## Aim of the exercise
Where a line holds the word "Assurance", copy that line.

## Data records
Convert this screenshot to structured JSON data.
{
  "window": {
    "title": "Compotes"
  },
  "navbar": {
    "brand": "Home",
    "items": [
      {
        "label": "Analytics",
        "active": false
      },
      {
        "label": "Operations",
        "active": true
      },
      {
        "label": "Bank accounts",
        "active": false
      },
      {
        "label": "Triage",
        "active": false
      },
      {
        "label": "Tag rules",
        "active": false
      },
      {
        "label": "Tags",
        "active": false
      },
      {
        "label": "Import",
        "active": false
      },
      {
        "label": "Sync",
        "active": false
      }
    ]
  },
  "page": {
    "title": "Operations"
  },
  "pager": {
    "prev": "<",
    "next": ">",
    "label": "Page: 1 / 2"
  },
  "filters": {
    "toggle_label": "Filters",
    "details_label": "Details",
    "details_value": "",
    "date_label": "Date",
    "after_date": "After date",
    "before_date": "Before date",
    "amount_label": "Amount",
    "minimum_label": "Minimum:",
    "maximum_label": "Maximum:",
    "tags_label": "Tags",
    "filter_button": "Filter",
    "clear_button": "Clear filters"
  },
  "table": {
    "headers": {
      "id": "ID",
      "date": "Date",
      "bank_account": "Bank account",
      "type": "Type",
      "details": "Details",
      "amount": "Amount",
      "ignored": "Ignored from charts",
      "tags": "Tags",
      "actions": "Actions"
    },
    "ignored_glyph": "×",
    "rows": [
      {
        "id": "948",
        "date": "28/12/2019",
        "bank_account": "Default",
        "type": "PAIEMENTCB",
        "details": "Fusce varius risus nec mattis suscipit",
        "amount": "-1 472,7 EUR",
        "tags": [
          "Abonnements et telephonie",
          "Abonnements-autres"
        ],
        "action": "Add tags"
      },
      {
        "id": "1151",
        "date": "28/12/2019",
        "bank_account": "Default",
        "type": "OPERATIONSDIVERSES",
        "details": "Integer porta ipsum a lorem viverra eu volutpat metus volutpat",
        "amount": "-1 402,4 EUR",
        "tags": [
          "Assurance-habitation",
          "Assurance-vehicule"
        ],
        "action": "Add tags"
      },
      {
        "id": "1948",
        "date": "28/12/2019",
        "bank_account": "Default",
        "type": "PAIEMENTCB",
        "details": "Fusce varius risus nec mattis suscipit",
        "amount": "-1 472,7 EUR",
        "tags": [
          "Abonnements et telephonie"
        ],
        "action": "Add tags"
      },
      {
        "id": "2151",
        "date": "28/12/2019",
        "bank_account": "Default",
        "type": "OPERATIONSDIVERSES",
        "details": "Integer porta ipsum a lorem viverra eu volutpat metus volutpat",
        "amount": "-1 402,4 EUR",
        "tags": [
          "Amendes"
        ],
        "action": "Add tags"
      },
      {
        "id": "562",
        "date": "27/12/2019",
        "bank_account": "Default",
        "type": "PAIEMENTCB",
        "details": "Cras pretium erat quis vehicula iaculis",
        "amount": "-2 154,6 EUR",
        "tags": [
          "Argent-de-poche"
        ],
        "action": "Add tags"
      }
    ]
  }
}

## Solution to the exercise
          "Assurance-habitation",
          "Assurance-vehicule"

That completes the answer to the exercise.